[Data records]
━━━━

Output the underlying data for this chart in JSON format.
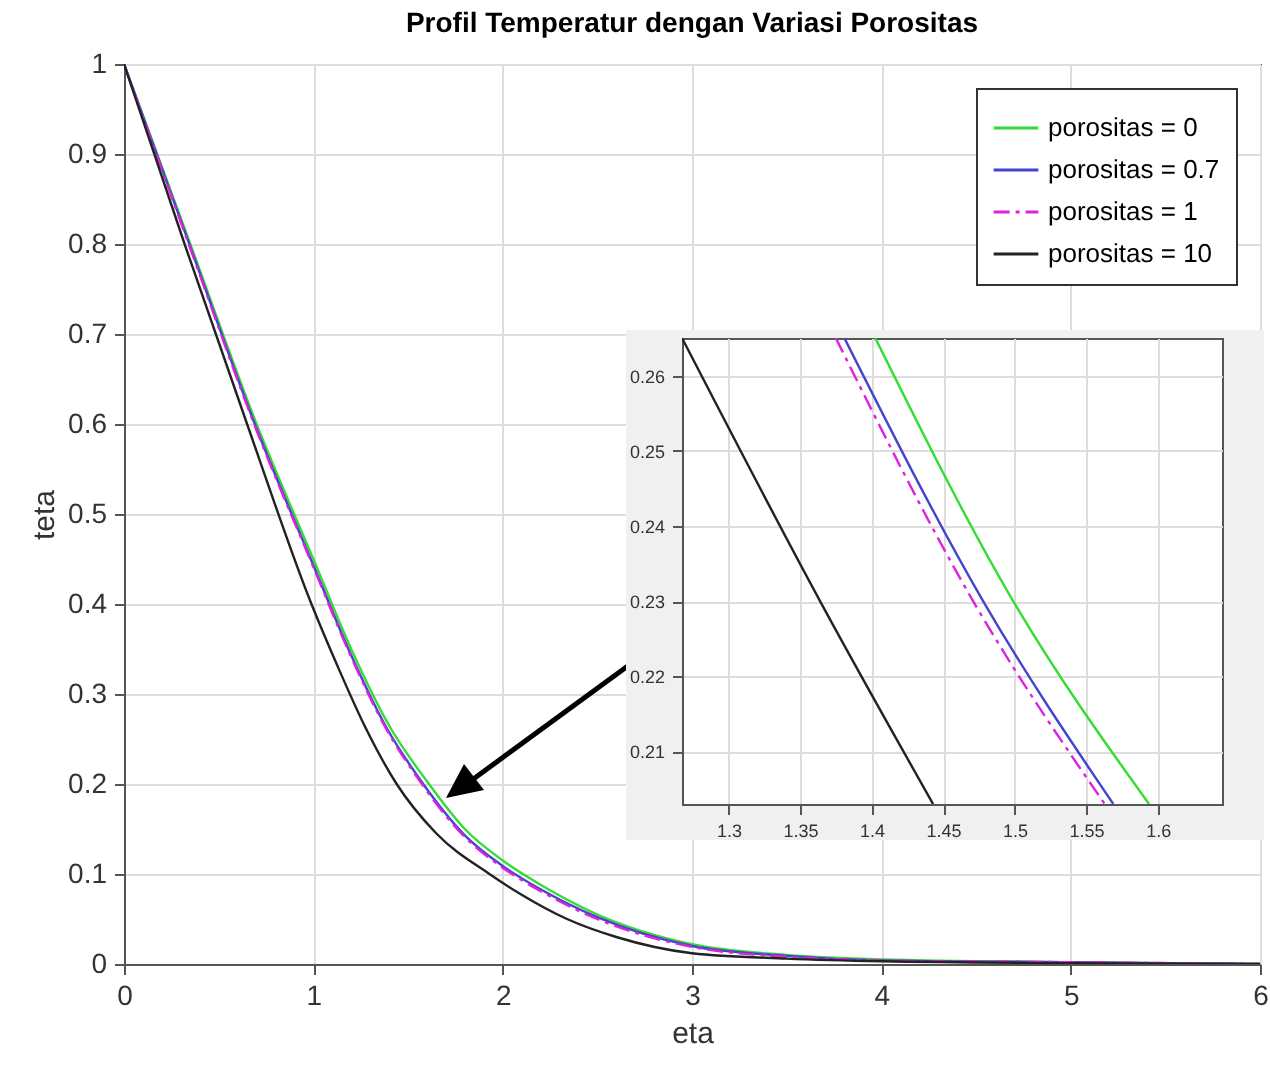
{
  "chart_data": [
    {
      "type": "line",
      "title": "Profil Temperatur dengan Variasi Porositas",
      "xlabel": "eta",
      "ylabel": "teta",
      "xlim": [
        0,
        6
      ],
      "xticks": [
        0,
        1,
        2,
        3,
        4,
        5,
        6
      ],
      "ylim": [
        0,
        1
      ],
      "yticks": [
        0,
        0.1,
        0.2,
        0.3,
        0.4,
        0.5,
        0.6,
        0.7,
        0.8,
        0.9,
        1
      ],
      "grid": true,
      "legend": "top right",
      "series": [
        {
          "name": "porositas = 0",
          "color": "#33dd33",
          "line_style": "solid",
          "x": [
            0,
            0.35,
            0.7,
            1,
            1.2,
            1.4,
            1.6,
            1.8,
            2,
            2.2,
            2.5,
            3,
            3.5,
            4,
            5,
            6
          ],
          "values": [
            1,
            0.8,
            0.6,
            0.45,
            0.35,
            0.265,
            0.203,
            0.15,
            0.115,
            0.088,
            0.055,
            0.022,
            0.01,
            0.005,
            0.002,
            0
          ]
        },
        {
          "name": "porositas = 0.7",
          "color": "#4444cc",
          "line_style": "solid",
          "x": [
            0,
            0.35,
            0.7,
            1,
            1.2,
            1.38,
            1.57,
            1.8,
            2,
            2.2,
            2.5,
            3,
            3.5,
            4,
            5,
            6
          ],
          "values": [
            1,
            0.797,
            0.595,
            0.443,
            0.343,
            0.265,
            0.203,
            0.143,
            0.109,
            0.083,
            0.052,
            0.02,
            0.009,
            0.004,
            0.002,
            0
          ]
        },
        {
          "name": "porositas = 1",
          "color": "#dd22dd",
          "line_style": "dashed",
          "x": [
            0,
            0.35,
            0.7,
            1,
            1.2,
            1.375,
            1.563,
            1.8,
            2,
            2.2,
            2.5,
            3,
            3.5,
            4,
            5,
            6
          ],
          "values": [
            1,
            0.795,
            0.593,
            0.441,
            0.341,
            0.265,
            0.203,
            0.141,
            0.107,
            0.081,
            0.05,
            0.019,
            0.008,
            0.004,
            0.002,
            0
          ]
        },
        {
          "name": "porositas = 10",
          "color": "#222222",
          "line_style": "solid",
          "x": [
            0,
            0.32,
            0.65,
            0.99,
            1.13,
            1.27,
            1.44,
            1.65,
            1.93,
            2.1,
            2.34,
            2.6,
            3,
            3.5,
            4,
            5,
            6
          ],
          "values": [
            1,
            0.8,
            0.6,
            0.4,
            0.33,
            0.265,
            0.2,
            0.145,
            0.1,
            0.077,
            0.05,
            0.03,
            0.012,
            0.006,
            0.003,
            0.001,
            0
          ]
        }
      ]
    },
    {
      "type": "line",
      "xlim": [
        1.2675,
        1.645
      ],
      "xticks": [
        1.3,
        1.35,
        1.4,
        1.45,
        1.5,
        1.55,
        1.6
      ],
      "ylim": [
        0.203,
        0.265
      ],
      "yticks": [
        0.21,
        0.22,
        0.23,
        0.24,
        0.25,
        0.26
      ],
      "grid": true,
      "series": [
        {
          "color": "#33dd33",
          "line_style": "solid",
          "x": [
            1.4026,
            1.499,
            1.594
          ],
          "values": [
            0.265,
            0.23,
            0.203
          ]
        },
        {
          "color": "#4444cc",
          "line_style": "solid",
          "x": [
            1.381,
            1.478,
            1.569
          ],
          "values": [
            0.265,
            0.23,
            0.203
          ]
        },
        {
          "color": "#dd22dd",
          "line_style": "dashed",
          "x": [
            1.375,
            1.471,
            1.563
          ],
          "values": [
            0.265,
            0.23,
            0.203
          ]
        },
        {
          "color": "#222222",
          "line_style": "solid",
          "x": [
            1.2675,
            1.364,
            1.443
          ],
          "values": [
            0.265,
            0.23,
            0.203
          ]
        }
      ]
    }
  ]
}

━━━━

— Set task —
Copy every line of the entries above in which "name" occurs.

— Answer in full —
          "name": "porositas = 0",
          "name": "porositas = 0.7",
          "name": "porositas = 1",
          "name": "porositas = 10",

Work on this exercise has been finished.